START Materials provided

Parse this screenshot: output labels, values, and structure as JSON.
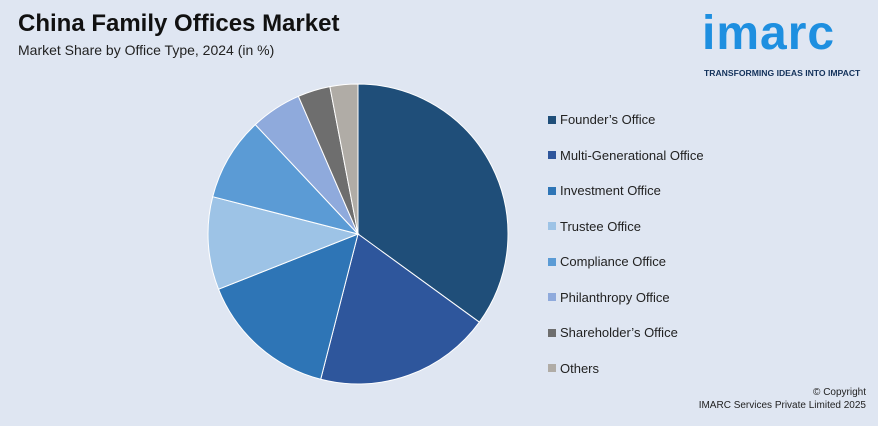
{
  "header": {
    "title": "China Family Offices Market",
    "subtitle": "Market Share by Office Type, 2024 (in %)"
  },
  "logo": {
    "word": "imarc",
    "tagline": "TRANSFORMING IDEAS INTO IMPACT",
    "color": "#1e8fe0"
  },
  "chart_data": {
    "type": "pie",
    "title": "China Family Offices Market",
    "subtitle": "Market Share by Office Type, 2024 (in %)",
    "start": "12 o'clock, clockwise",
    "legend_position": "right",
    "slices": [
      {
        "label": "Founder’s Office",
        "value": 35,
        "color": "#1f4e79"
      },
      {
        "label": "Multi-Generational Office",
        "value": 19,
        "color": "#2e569c"
      },
      {
        "label": "Investment Office",
        "value": 15,
        "color": "#2e75b6"
      },
      {
        "label": "Trustee Office",
        "value": 10,
        "color": "#9dc3e6"
      },
      {
        "label": "Compliance Office",
        "value": 9,
        "color": "#5b9bd5"
      },
      {
        "label": "Philanthropy Office",
        "value": 5.5,
        "color": "#8faadc"
      },
      {
        "label": "Shareholder’s Office",
        "value": 3.5,
        "color": "#6e6e6e"
      },
      {
        "label": "Others",
        "value": 3,
        "color": "#b0aca6"
      }
    ]
  },
  "footer": {
    "copyright_line1": "© Copyright",
    "copyright_line2": "IMARC Services Private Limited 2025"
  }
}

END Materials provided

- What you should do: Each entry must be retyped word for word, with every image omitted.

- The answer:
Parse this screenshot: output labels, values, and structure as JSON.
{
  "header": {
    "title": "China Family Offices Market",
    "subtitle": "Market Share by Office Type, 2024 (in %)"
  },
  "logo": {
    "word": "imarc",
    "tagline": "TRANSFORMING IDEAS INTO IMPACT",
    "color": "#1e8fe0"
  },
  "chart_data": {
    "type": "pie",
    "title": "China Family Offices Market",
    "subtitle": "Market Share by Office Type, 2024 (in %)",
    "start": "12 o'clock, clockwise",
    "legend_position": "right",
    "slices": [
      {
        "label": "Founder’s Office",
        "value": 35,
        "color": "#1f4e79"
      },
      {
        "label": "Multi-Generational Office",
        "value": 19,
        "color": "#2e569c"
      },
      {
        "label": "Investment Office",
        "value": 15,
        "color": "#2e75b6"
      },
      {
        "label": "Trustee Office",
        "value": 10,
        "color": "#9dc3e6"
      },
      {
        "label": "Compliance Office",
        "value": 9,
        "color": "#5b9bd5"
      },
      {
        "label": "Philanthropy Office",
        "value": 5.5,
        "color": "#8faadc"
      },
      {
        "label": "Shareholder’s Office",
        "value": 3.5,
        "color": "#6e6e6e"
      },
      {
        "label": "Others",
        "value": 3,
        "color": "#b0aca6"
      }
    ]
  },
  "footer": {
    "copyright_line1": "© Copyright",
    "copyright_line2": "IMARC Services Private Limited 2025"
  }
}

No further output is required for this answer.